- **What is required**
Reproduce each line exactly.

- **Information supplied**
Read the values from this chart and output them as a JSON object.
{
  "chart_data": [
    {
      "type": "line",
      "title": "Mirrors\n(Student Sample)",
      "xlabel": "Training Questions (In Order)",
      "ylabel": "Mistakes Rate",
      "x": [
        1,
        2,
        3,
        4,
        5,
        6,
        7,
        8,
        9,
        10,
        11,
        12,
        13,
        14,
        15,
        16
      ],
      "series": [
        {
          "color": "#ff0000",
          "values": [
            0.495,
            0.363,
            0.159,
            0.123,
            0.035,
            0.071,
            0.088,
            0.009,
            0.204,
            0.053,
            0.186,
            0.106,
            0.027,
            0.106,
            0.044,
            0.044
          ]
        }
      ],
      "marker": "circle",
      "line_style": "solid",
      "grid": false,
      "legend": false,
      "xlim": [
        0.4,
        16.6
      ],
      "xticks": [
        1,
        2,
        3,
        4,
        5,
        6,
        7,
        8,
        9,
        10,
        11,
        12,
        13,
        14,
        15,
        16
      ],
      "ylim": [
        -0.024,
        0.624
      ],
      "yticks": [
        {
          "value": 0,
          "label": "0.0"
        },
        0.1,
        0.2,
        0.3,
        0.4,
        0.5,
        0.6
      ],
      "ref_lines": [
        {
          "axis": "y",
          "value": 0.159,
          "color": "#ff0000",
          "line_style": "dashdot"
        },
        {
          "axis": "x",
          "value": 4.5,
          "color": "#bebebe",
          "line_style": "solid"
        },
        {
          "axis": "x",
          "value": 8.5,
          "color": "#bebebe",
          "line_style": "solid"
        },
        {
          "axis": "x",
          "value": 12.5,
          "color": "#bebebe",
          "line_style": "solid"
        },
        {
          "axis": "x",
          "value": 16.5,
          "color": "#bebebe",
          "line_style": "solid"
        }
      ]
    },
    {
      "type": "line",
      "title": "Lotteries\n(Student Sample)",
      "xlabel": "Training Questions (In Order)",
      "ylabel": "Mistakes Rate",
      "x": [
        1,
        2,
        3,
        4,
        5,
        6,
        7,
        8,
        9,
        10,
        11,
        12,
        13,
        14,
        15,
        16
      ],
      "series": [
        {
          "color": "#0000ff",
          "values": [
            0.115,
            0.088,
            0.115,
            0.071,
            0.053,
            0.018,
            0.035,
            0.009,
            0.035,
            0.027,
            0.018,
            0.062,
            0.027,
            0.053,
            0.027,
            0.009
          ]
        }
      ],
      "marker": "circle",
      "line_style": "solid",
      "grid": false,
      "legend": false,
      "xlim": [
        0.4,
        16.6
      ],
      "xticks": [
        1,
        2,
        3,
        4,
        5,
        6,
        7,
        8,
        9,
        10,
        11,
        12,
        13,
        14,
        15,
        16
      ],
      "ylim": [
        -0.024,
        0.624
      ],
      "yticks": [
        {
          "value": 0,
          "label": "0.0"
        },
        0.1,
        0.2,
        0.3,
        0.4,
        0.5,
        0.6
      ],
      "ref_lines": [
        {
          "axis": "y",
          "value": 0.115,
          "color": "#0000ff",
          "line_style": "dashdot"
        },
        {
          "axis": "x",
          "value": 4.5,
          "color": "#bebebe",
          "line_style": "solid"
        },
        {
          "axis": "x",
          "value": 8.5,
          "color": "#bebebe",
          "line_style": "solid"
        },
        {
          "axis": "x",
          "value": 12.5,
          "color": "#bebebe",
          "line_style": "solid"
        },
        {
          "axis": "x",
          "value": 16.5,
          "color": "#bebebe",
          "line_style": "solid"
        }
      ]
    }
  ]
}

- **Answer to this task**
Read the values from this chart and output them as a JSON object.
{
  "chart_data": [
    {
      "type": "line",
      "title": "Mirrors\n(Student Sample)",
      "xlabel": "Training Questions (In Order)",
      "ylabel": "Mistakes Rate",
      "x": [
        1,
        2,
        3,
        4,
        5,
        6,
        7,
        8,
        9,
        10,
        11,
        12,
        13,
        14,
        15,
        16
      ],
      "series": [
        {
          "color": "#ff0000",
          "values": [
            0.495,
            0.363,
            0.159,
            0.123,
            0.035,
            0.071,
            0.088,
            0.009,
            0.204,
            0.053,
            0.186,
            0.106,
            0.027,
            0.106,
            0.044,
            0.044
          ]
        }
      ],
      "marker": "circle",
      "line_style": "solid",
      "grid": false,
      "legend": false,
      "xlim": [
        0.4,
        16.6
      ],
      "xticks": [
        1,
        2,
        3,
        4,
        5,
        6,
        7,
        8,
        9,
        10,
        11,
        12,
        13,
        14,
        15,
        16
      ],
      "ylim": [
        -0.024,
        0.624
      ],
      "yticks": [
        {
          "value": 0,
          "label": "0.0"
        },
        0.1,
        0.2,
        0.3,
        0.4,
        0.5,
        0.6
      ],
      "ref_lines": [
        {
          "axis": "y",
          "value": 0.159,
          "color": "#ff0000",
          "line_style": "dashdot"
        },
        {
          "axis": "x",
          "value": 4.5,
          "color": "#bebebe",
          "line_style": "solid"
        },
        {
          "axis": "x",
          "value": 8.5,
          "color": "#bebebe",
          "line_style": "solid"
        },
        {
          "axis": "x",
          "value": 12.5,
          "color": "#bebebe",
          "line_style": "solid"
        },
        {
          "axis": "x",
          "value": 16.5,
          "color": "#bebebe",
          "line_style": "solid"
        }
      ]
    },
    {
      "type": "line",
      "title": "Lotteries\n(Student Sample)",
      "xlabel": "Training Questions (In Order)",
      "ylabel": "Mistakes Rate",
      "x": [
        1,
        2,
        3,
        4,
        5,
        6,
        7,
        8,
        9,
        10,
        11,
        12,
        13,
        14,
        15,
        16
      ],
      "series": [
        {
          "color": "#0000ff",
          "values": [
            0.115,
            0.088,
            0.115,
            0.071,
            0.053,
            0.018,
            0.035,
            0.009,
            0.035,
            0.027,
            0.018,
            0.062,
            0.027,
            0.053,
            0.027,
            0.009
          ]
        }
      ],
      "marker": "circle",
      "line_style": "solid",
      "grid": false,
      "legend": false,
      "xlim": [
        0.4,
        16.6
      ],
      "xticks": [
        1,
        2,
        3,
        4,
        5,
        6,
        7,
        8,
        9,
        10,
        11,
        12,
        13,
        14,
        15,
        16
      ],
      "ylim": [
        -0.024,
        0.624
      ],
      "yticks": [
        {
          "value": 0,
          "label": "0.0"
        },
        0.1,
        0.2,
        0.3,
        0.4,
        0.5,
        0.6
      ],
      "ref_lines": [
        {
          "axis": "y",
          "value": 0.115,
          "color": "#0000ff",
          "line_style": "dashdot"
        },
        {
          "axis": "x",
          "value": 4.5,
          "color": "#bebebe",
          "line_style": "solid"
        },
        {
          "axis": "x",
          "value": 8.5,
          "color": "#bebebe",
          "line_style": "solid"
        },
        {
          "axis": "x",
          "value": 12.5,
          "color": "#bebebe",
          "line_style": "solid"
        },
        {
          "axis": "x",
          "value": 16.5,
          "color": "#bebebe",
          "line_style": "solid"
        }
      ]
    }
  ]
}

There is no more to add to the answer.